TASK TO CARRY OUT
According to the biography of Islam Ðugum below, what role did he serve in within the Yugoslav People's Army?

READING TEXT
Islam Ðugum

Personal information
- Nationality: Bosnian
- Born: 1 June 1960 (age 65) Duvno, PR Bosnia and Herzegovina, FPR Yugoslavia
- Height: 177 cm (70 in)
- Weight: 66 kg (146 lb)

Sport
- Sport: Long-distance running
- Event: Marathon

= Islam Ðugum =

Bosnian long-distance runner (born 1960)

Islam Ðugum (born 1 June 1960) is a Bosnian long-distance runner. From Duvno, Ðugum grew up running and playing football. In 1980, he won his first major competition, and during the 1980s, he was a member of the Yugoslavia national cross country team and set two national records while working at a shoe factory. He served in the army during the Bosnian War and continued training during this time, running 15 to 20 miles each day. He competed at the 1994 European Athletics Championships, the 1995 World Championships in Athletics, and in the men's marathon at the 1996 Summer Olympics, where he served as the Bosnian flagbearer at the opening ceremony. He has also served as a coach.

==Early life==
Ðugum was born on 1 June 1960 in Duvno, PR Bosnia and Herzegovina, FPR Yugoslavia, and grew up in the village of Oplećani. He is Muslim and grew up on the family farm. During the 1970s, he showed promise in athletics, winning many elementary school competitions, and he also was a footballer, playing in the junior ranks with FK Budućnost Banovići along with his two brothers, Šaban and Ahmed. He attended high school in Duvno before moving to Sarajevo to study. He attended the University of Sarajevo and enrolled at the Faculty of Science as a chemistry major, but later dropped out in 1980.

Ðugum served in the Yugoslav People's Army as a tank driver in Karlovac. He competed in athletics while in the army and won his first major victory in April 1980, at a tournament in Karlovac. When he went to Sarajevo to study, he joined the club AK Sarajevo under coach Lazar Ćirović. He competed in many disciplines and impressed Ćirović, who said that "This little guy is going to do something". He participated in the 400 metres, 800 metres, in middle-distance and long-distance running, as well as cross country running. He competed for the Yugoslavia national cross country team for three and a half years and won the 1987 Kumrovec Marathon. Ðugum set the national record in the 15K run and the half marathon, working at a shoe factory in Sarajevo during this time. He married Sabina Besirovic in 1988 and moved in with her parents, who lived in the hills of Vratnik, Sarajevo.

DATA EXCERPT
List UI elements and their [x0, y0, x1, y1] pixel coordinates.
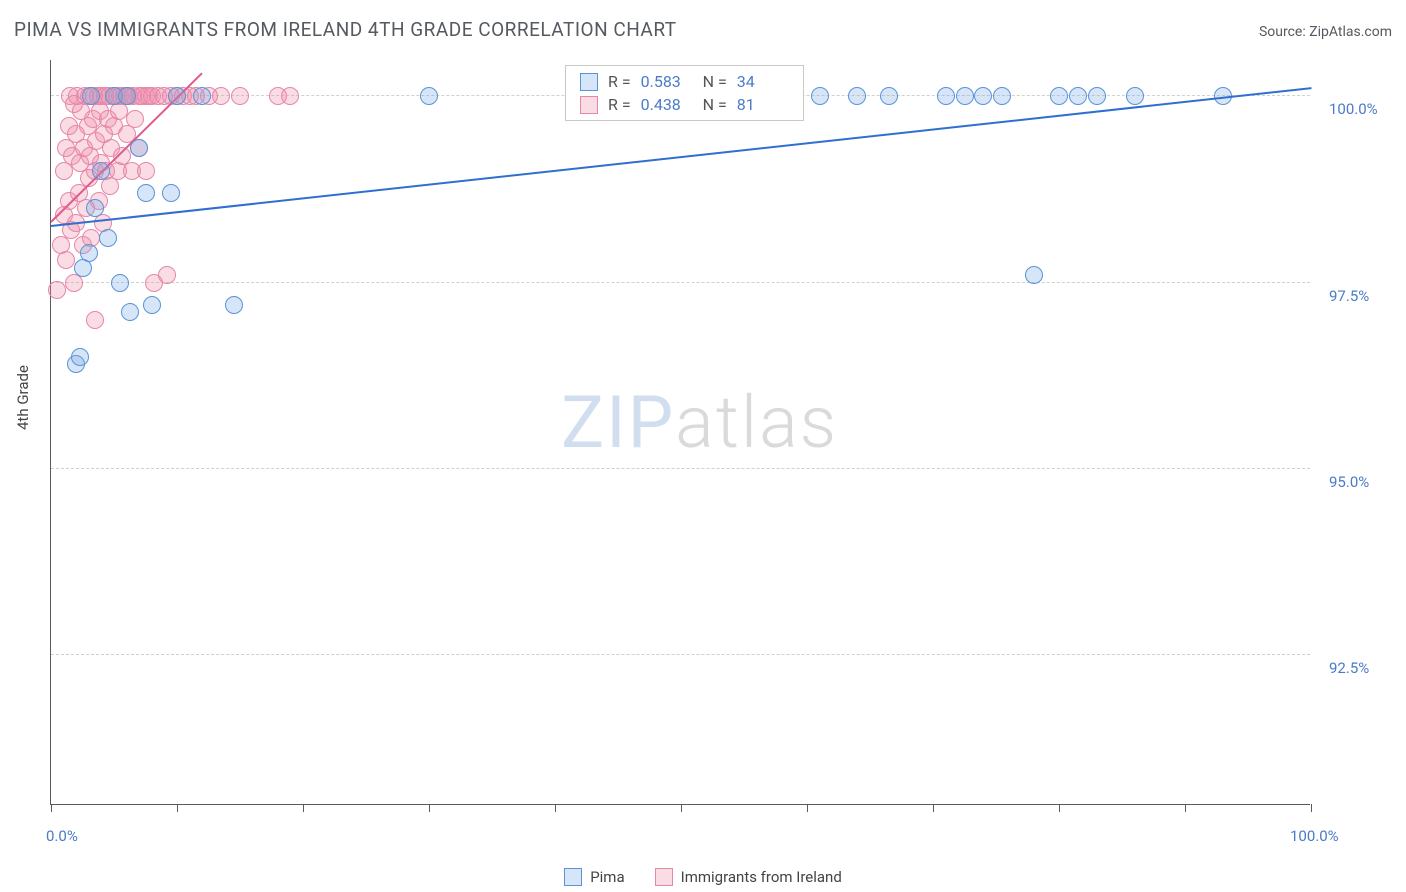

EXERCISE ANSWER
He served as a tank driver in Karlovac.